What you need to do:
Please copy out the news report below on al-Maliki's ultimatum to Moqtada al-Sadr's followers, word for word and in full.

Passage to read:
====================

Iraq’s prime minister has raised the stakes in his showdown with followers of Shi’ite cleric Moqtada al-Sadr, saying in an interview broadcast on Monday they would be barred from elections unless their militia disbanded.
The comments followed raids on Sunday by security forces into the cleric’s Baghdad stronghold, the slum of Sadr City, which brought heavy fighting back to the capital after a week of relative calm when al-Sadr called his militia off the streets.
”A decision was taken … that they no longer have a right to participate in the political process or take part in the upcoming elections unless they end the Mehdi Army,” Prime Minister Nuri al-Maliki said in an interview with CNN.
It was the first time al-Maliki had singled out al-Sadr’s Mehdi Army militia by name and ordered it to disband. He said government troops would continue a crackdown — first launched in the southern city of Basra late last month — in Sadr City.
”Solving the problem comes in no other way than dissolving the Mehdi Army,” al-Maliki said. ”We have opened the door for confrontation, a real confrontation with these gangs, and we will not stop until we are in full control of these areas.”
The ultimatum comes at a sensitive time, just two days before al-Sadr has called a million followers on to the streets of the capital for a mass protest against the United States’s presence in Iraq, and a day before the top US officials in Baghdad are due to report to Congress on progress in the war.

====================

Entries supplied:
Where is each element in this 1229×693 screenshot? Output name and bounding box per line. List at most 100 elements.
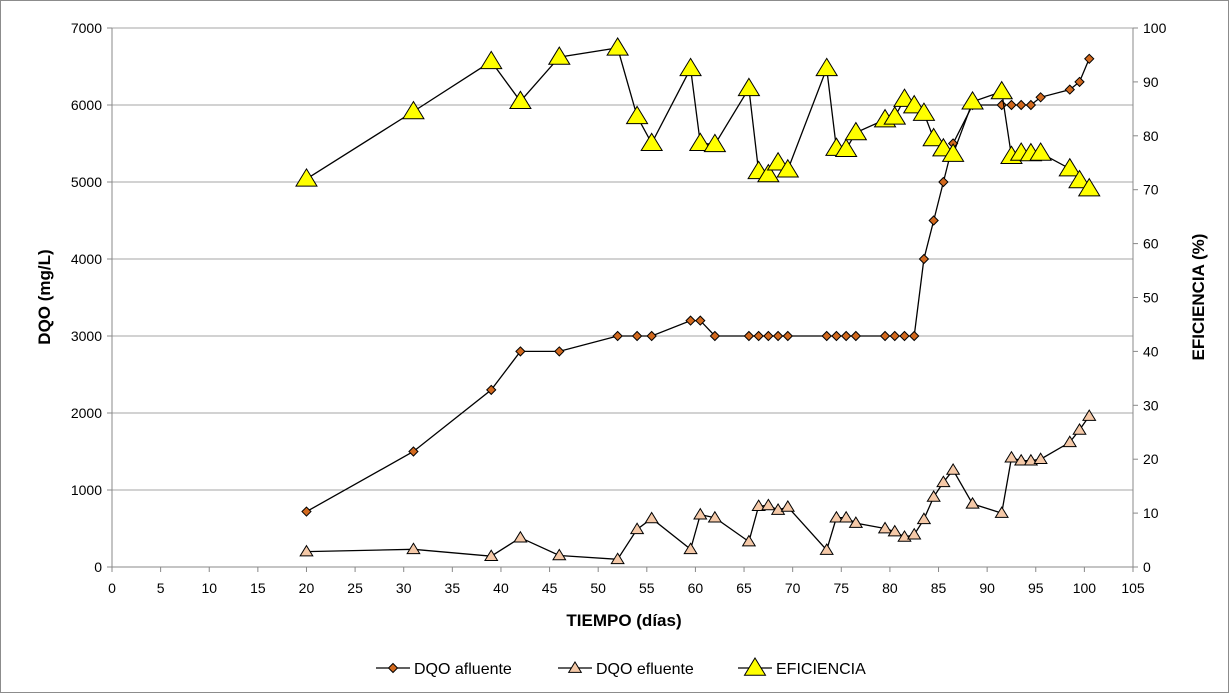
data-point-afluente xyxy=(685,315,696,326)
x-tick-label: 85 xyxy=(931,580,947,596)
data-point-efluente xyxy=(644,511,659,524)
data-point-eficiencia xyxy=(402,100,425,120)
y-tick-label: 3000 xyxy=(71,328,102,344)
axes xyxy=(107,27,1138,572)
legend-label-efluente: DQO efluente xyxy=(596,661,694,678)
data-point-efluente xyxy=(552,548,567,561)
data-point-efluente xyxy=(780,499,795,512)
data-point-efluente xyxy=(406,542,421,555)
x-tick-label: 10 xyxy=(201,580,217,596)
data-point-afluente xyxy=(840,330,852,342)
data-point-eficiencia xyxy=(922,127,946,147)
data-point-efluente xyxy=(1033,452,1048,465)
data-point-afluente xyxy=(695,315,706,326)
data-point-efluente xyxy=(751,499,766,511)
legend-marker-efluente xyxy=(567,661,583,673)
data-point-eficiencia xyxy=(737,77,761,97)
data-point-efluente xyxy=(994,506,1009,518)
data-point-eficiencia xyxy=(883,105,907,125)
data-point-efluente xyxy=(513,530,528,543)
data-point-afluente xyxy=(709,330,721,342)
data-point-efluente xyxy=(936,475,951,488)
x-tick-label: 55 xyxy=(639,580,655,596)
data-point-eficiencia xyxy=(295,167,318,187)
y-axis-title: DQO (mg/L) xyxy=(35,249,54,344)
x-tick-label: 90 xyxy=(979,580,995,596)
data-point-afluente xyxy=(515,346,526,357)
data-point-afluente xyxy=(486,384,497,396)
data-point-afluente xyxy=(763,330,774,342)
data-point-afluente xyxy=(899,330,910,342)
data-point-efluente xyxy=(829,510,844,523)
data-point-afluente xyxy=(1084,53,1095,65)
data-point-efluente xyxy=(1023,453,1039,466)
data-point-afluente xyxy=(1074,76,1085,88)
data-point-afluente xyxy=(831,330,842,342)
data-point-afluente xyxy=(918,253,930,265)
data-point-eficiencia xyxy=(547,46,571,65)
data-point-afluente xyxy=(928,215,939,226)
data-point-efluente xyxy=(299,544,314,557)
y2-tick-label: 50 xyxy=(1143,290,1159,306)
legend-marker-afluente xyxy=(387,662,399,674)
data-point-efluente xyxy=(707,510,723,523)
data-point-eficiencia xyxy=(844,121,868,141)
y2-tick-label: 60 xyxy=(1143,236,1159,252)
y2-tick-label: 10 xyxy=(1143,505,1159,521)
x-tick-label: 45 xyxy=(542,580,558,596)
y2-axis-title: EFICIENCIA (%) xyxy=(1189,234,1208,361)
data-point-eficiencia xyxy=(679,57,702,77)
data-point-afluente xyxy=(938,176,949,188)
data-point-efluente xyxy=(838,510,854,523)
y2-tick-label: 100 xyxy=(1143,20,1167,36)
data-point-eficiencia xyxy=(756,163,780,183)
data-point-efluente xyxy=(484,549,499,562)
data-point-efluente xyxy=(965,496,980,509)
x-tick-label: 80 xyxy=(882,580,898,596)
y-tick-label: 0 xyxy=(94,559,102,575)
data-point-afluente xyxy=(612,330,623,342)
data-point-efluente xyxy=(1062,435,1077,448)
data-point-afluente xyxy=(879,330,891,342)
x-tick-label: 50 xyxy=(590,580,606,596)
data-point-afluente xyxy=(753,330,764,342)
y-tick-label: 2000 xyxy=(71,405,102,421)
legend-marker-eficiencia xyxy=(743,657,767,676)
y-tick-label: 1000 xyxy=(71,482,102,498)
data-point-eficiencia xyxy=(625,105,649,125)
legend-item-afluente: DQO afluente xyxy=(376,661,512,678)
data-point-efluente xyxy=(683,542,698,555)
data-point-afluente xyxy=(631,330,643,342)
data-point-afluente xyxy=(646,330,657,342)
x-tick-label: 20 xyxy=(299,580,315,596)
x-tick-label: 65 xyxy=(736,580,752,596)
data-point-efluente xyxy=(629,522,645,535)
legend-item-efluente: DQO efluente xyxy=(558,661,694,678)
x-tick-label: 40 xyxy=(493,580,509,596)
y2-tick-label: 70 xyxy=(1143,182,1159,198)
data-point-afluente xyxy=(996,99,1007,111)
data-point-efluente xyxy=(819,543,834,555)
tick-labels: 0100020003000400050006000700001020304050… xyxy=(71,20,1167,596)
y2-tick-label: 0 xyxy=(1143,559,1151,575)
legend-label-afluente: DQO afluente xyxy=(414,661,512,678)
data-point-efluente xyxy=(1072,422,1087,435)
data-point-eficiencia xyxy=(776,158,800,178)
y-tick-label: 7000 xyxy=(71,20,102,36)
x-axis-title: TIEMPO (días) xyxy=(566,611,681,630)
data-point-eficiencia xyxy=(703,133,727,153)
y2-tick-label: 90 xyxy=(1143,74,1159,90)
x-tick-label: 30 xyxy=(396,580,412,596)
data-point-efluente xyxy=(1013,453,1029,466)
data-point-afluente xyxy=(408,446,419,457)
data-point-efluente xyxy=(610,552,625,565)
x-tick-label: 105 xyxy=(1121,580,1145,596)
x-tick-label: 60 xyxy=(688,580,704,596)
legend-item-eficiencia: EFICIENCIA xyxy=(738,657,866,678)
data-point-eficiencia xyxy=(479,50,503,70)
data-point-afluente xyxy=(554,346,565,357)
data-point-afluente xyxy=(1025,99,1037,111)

====================

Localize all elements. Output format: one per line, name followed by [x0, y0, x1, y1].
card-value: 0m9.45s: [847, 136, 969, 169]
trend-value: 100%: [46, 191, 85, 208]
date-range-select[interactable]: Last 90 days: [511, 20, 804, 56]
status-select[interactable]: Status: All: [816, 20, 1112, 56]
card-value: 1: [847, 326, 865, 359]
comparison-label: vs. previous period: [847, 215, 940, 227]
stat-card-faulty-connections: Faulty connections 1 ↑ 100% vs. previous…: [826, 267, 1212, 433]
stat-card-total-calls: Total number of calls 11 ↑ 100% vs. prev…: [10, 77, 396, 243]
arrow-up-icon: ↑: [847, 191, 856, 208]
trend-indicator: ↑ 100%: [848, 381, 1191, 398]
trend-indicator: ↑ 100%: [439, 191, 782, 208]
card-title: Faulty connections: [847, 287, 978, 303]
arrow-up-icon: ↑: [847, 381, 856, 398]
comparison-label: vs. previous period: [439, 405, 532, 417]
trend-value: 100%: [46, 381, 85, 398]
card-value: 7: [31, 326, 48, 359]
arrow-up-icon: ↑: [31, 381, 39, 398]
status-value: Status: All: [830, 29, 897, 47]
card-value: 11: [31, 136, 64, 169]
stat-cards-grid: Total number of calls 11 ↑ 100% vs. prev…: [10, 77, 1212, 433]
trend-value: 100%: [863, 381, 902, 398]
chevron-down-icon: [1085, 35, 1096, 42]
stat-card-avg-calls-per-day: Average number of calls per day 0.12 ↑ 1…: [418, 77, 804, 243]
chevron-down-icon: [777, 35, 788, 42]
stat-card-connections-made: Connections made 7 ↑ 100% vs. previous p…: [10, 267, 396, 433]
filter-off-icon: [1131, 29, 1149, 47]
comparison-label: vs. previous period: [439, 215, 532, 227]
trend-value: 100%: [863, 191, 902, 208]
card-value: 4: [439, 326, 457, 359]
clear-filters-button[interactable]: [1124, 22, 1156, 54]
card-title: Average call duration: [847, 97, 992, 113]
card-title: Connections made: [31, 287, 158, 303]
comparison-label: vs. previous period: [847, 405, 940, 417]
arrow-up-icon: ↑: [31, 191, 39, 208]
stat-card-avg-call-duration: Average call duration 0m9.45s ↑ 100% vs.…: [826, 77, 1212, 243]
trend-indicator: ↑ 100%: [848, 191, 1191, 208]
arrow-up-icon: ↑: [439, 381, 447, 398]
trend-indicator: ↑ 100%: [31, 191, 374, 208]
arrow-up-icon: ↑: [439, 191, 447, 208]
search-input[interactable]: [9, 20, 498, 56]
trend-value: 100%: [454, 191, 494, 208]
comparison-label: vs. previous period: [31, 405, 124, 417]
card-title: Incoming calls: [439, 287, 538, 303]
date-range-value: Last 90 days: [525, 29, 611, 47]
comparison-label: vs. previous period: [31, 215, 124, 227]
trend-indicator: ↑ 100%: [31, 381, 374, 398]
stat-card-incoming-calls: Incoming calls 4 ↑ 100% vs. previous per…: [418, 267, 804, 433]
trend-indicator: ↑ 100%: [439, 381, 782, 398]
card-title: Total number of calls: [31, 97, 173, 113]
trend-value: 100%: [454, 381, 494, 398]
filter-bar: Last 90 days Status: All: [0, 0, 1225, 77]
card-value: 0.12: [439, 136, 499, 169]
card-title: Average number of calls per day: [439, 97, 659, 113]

====================

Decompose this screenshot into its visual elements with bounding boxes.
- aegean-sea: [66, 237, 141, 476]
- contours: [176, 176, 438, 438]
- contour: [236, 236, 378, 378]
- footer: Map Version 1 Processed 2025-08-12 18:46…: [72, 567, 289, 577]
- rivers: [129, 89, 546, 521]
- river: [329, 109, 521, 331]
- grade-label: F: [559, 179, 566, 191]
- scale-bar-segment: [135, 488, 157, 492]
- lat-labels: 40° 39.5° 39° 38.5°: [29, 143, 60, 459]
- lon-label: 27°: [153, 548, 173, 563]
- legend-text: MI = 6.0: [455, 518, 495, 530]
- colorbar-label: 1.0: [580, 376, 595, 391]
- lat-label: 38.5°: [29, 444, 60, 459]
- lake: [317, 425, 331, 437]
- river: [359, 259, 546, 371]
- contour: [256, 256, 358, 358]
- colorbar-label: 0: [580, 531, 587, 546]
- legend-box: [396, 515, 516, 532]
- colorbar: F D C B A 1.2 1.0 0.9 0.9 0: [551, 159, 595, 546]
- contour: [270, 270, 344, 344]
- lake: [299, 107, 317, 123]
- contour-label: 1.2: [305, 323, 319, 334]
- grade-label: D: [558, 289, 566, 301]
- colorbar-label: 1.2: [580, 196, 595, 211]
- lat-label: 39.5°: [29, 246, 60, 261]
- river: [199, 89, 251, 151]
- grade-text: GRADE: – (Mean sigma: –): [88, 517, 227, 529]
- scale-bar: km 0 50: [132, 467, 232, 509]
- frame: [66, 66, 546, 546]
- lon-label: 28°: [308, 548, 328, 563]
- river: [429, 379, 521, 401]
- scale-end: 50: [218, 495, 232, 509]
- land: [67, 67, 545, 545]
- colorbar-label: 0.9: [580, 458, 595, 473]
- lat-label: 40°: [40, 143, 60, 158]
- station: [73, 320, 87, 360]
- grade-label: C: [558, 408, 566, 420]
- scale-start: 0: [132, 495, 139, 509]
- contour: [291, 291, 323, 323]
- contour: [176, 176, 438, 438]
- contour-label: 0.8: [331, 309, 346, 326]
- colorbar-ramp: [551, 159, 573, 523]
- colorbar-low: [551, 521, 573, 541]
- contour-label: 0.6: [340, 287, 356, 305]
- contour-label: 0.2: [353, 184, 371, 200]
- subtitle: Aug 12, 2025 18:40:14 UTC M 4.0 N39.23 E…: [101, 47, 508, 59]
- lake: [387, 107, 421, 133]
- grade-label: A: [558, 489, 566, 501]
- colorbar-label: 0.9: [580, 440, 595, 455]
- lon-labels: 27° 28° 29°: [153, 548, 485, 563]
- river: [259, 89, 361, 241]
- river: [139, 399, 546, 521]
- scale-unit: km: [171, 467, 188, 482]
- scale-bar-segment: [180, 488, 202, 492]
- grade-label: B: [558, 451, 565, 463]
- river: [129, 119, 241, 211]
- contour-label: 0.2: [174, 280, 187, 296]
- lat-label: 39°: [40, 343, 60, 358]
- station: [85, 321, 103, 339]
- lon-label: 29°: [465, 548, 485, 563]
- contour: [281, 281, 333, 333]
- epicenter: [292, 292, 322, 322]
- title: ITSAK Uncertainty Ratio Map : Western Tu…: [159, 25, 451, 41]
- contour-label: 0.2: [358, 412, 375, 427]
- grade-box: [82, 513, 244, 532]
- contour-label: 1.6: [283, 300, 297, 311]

====================

The completed task:
Iraq’s prime minister has raised the stakes in his showdown with followers of Shi’ite cleric Moqtada al-Sadr, saying in an interview broadcast on Monday they would be barred from elections unless their militia disbanded.
The comments followed raids on Sunday by security forces into the cleric’s Baghdad stronghold, the slum of Sadr City, which brought heavy fighting back to the capital after a week of relative calm when al-Sadr called his militia off the streets.
”A decision was taken … that they no longer have a right to participate in the political process or take part in the upcoming elections unless they end the Mehdi Army,” Prime Minister Nuri al-Maliki said in an interview with CNN.
It was the first time al-Maliki had singled out al-Sadr’s Mehdi Army militia by name and ordered it to disband. He said government troops would continue a crackdown — first launched in the southern city of Basra late last month — in Sadr City.
”Solving the problem comes in no other way than dissolving the Mehdi Army,” al-Maliki said. ”We have opened the door for confrontation, a real confrontation with these gangs, and we will not stop until we are in full control of these areas.”
The ultimatum comes at a sensitive time, just two days before al-Sadr has called a million followers on to the streets of the capital for a mass protest against the United States’s presence in Iraq, and a day before the top US officials in Baghdad are due to report to Congress on progress in the war.